■ **Exercise details**
List all lines of the data containing the word "caption".

------------------------------------------------------------

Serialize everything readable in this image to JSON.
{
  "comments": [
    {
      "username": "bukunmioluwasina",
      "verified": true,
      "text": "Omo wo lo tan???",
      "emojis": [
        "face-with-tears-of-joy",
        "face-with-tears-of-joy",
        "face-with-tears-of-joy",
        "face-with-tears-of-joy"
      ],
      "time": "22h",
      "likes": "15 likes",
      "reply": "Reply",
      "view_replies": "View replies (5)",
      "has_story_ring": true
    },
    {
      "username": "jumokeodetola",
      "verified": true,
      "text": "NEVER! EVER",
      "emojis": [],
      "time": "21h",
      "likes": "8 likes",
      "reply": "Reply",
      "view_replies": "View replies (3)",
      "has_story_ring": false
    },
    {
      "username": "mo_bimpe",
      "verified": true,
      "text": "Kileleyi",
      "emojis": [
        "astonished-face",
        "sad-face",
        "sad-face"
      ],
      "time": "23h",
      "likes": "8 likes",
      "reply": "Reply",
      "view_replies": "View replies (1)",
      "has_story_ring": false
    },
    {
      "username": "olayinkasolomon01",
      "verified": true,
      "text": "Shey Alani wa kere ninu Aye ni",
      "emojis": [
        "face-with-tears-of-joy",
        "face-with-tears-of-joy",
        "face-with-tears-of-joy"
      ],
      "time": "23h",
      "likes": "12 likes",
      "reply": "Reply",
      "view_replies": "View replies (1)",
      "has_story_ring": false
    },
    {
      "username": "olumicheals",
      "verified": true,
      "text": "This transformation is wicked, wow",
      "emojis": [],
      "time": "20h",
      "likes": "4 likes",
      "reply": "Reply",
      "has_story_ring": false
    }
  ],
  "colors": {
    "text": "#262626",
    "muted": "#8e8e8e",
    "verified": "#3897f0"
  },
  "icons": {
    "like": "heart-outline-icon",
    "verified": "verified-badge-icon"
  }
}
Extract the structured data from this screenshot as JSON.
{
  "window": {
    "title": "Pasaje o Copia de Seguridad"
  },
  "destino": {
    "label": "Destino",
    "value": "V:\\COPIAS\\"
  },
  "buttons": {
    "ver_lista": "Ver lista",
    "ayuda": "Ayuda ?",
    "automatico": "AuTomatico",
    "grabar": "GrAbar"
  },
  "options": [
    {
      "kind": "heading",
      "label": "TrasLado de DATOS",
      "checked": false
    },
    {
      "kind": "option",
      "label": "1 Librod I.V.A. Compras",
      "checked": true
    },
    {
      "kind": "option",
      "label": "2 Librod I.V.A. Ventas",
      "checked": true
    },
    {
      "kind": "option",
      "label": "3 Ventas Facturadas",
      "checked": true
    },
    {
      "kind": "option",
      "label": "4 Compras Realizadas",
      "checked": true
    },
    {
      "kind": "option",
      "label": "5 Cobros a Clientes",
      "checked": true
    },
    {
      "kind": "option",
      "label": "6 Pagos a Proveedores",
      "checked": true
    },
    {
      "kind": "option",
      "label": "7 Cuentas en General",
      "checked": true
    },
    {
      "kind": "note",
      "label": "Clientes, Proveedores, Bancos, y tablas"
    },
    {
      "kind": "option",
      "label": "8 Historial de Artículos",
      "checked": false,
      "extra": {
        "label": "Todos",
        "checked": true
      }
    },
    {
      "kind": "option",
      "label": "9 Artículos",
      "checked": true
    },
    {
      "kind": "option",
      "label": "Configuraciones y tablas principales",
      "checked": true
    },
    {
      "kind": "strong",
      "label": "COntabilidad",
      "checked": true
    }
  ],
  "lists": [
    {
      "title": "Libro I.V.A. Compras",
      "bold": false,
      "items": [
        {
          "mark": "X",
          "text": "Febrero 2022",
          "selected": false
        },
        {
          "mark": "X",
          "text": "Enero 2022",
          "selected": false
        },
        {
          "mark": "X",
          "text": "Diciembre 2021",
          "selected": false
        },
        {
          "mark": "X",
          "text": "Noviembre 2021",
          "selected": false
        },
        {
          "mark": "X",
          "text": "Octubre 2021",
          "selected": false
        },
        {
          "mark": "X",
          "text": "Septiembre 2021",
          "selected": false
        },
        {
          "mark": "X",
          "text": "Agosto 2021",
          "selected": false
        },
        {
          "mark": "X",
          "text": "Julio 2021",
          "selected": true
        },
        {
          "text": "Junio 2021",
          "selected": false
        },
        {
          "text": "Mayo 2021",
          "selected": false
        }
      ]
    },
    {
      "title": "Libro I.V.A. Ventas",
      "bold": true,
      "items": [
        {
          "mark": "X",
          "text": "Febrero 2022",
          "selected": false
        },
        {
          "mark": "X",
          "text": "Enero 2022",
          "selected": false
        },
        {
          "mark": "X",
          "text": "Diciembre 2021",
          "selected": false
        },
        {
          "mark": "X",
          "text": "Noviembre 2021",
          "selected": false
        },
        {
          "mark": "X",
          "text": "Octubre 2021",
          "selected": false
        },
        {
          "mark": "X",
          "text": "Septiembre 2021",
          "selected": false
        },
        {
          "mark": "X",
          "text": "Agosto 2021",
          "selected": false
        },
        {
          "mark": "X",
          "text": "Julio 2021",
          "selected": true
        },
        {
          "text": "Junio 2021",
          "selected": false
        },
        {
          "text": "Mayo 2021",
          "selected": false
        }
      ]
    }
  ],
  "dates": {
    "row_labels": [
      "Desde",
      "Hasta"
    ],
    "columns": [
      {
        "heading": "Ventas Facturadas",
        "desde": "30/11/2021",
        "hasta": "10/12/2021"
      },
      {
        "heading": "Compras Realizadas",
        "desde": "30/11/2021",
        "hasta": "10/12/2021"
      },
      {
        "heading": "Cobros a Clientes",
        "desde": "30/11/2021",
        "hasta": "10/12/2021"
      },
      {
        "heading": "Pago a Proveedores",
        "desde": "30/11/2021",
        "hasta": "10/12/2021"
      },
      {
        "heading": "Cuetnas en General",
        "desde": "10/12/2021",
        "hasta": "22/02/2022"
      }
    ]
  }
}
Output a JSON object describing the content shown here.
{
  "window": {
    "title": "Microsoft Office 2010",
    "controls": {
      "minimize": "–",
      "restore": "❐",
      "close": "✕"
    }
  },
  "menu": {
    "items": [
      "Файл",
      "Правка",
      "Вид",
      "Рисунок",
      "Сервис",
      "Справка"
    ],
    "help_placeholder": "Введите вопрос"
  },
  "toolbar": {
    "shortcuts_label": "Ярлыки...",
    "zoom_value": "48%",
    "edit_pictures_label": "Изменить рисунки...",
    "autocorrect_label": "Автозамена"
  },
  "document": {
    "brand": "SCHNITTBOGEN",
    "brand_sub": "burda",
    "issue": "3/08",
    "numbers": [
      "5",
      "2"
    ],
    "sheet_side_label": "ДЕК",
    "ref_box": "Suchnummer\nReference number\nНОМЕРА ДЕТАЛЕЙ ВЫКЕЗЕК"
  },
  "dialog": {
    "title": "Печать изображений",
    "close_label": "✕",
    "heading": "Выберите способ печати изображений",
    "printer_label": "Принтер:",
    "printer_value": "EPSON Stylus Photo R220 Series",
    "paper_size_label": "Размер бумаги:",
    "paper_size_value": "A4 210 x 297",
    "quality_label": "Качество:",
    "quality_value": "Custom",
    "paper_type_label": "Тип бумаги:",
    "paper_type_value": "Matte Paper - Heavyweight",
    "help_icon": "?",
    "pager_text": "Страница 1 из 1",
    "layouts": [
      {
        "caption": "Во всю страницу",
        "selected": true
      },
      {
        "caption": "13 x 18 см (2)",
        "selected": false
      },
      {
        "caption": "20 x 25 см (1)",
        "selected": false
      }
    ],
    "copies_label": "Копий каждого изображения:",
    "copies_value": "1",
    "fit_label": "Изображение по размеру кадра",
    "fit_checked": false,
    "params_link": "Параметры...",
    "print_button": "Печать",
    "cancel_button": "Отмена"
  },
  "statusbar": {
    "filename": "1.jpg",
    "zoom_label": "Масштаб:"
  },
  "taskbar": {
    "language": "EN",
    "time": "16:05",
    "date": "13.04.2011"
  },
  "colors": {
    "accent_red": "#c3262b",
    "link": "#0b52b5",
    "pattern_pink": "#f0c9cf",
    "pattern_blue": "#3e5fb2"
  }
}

------------------------------------------------------------

■ **Result of this task**
        "caption": "Во всю страницу",
        "caption": "13 x 18 см (2)",
        "caption": "20 x 25 см (1)",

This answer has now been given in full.